[Stored records]
+===+
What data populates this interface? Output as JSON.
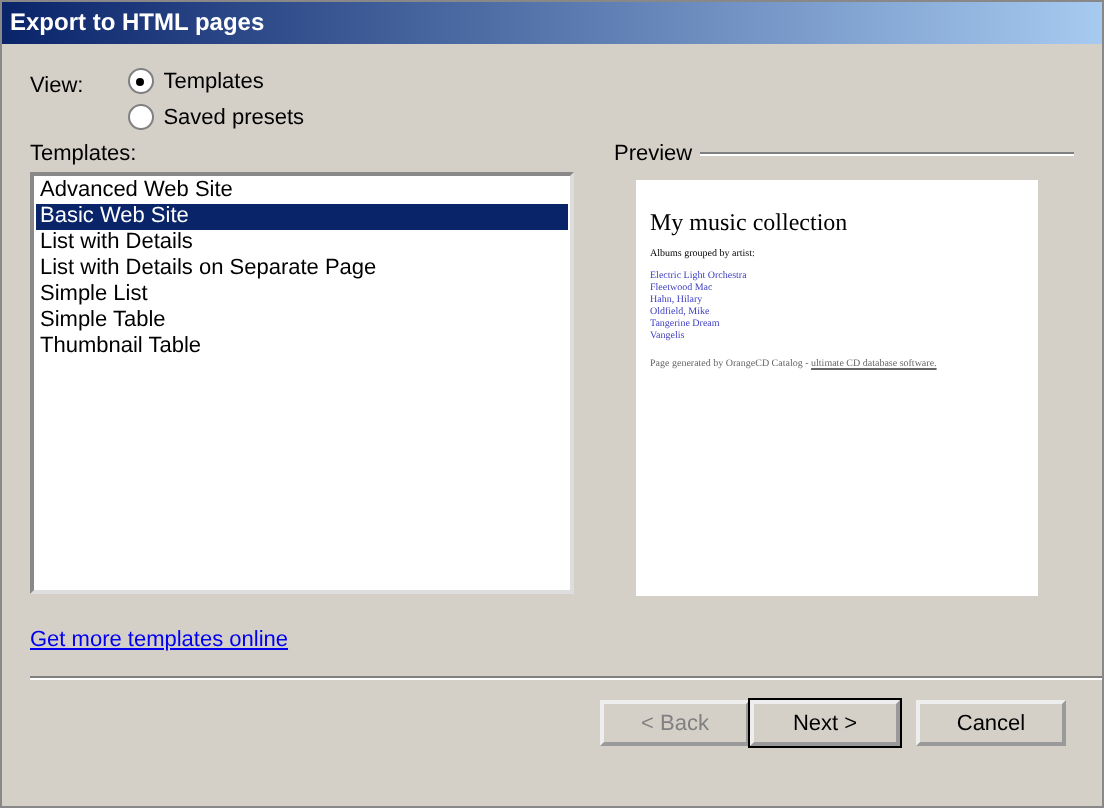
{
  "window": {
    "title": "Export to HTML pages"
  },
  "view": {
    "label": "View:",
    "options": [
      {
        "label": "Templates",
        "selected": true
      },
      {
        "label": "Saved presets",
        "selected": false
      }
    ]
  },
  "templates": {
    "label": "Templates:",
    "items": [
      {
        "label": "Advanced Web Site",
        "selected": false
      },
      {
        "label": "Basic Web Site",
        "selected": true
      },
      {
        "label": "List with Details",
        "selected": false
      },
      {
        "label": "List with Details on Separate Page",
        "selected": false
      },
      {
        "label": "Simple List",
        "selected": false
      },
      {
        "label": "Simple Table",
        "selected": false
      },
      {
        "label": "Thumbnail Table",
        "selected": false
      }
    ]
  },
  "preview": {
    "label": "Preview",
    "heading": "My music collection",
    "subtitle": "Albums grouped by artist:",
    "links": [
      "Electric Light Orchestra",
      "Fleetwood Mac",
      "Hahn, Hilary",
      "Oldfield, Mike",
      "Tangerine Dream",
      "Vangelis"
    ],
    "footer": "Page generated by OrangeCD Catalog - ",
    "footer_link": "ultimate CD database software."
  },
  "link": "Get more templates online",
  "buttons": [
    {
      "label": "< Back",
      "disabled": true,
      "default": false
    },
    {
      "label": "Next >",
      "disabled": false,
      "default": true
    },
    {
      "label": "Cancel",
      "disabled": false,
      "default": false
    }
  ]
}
+===+
Copy all the data exactly as written, but skip any picture.

§ **RESPONSE TO THIS EXERCISE**:
What data populates this interface? Output as JSON.
{
  "window": {
    "title": "Export to HTML pages"
  },
  "view": {
    "label": "View:",
    "options": [
      {
        "label": "Templates",
        "selected": true
      },
      {
        "label": "Saved presets",
        "selected": false
      }
    ]
  },
  "templates": {
    "label": "Templates:",
    "items": [
      {
        "label": "Advanced Web Site",
        "selected": false
      },
      {
        "label": "Basic Web Site",
        "selected": true
      },
      {
        "label": "List with Details",
        "selected": false
      },
      {
        "label": "List with Details on Separate Page",
        "selected": false
      },
      {
        "label": "Simple List",
        "selected": false
      },
      {
        "label": "Simple Table",
        "selected": false
      },
      {
        "label": "Thumbnail Table",
        "selected": false
      }
    ]
  },
  "preview": {
    "label": "Preview",
    "heading": "My music collection",
    "subtitle": "Albums grouped by artist:",
    "links": [
      "Electric Light Orchestra",
      "Fleetwood Mac",
      "Hahn, Hilary",
      "Oldfield, Mike",
      "Tangerine Dream",
      "Vangelis"
    ],
    "footer": "Page generated by OrangeCD Catalog - ",
    "footer_link": "ultimate CD database software."
  },
  "link": "Get more templates online",
  "buttons": [
    {
      "label": "< Back",
      "disabled": true,
      "default": false
    },
    {
      "label": "Next >",
      "disabled": false,
      "default": true
    },
    {
      "label": "Cancel",
      "disabled": false,
      "default": false
    }
  ]
}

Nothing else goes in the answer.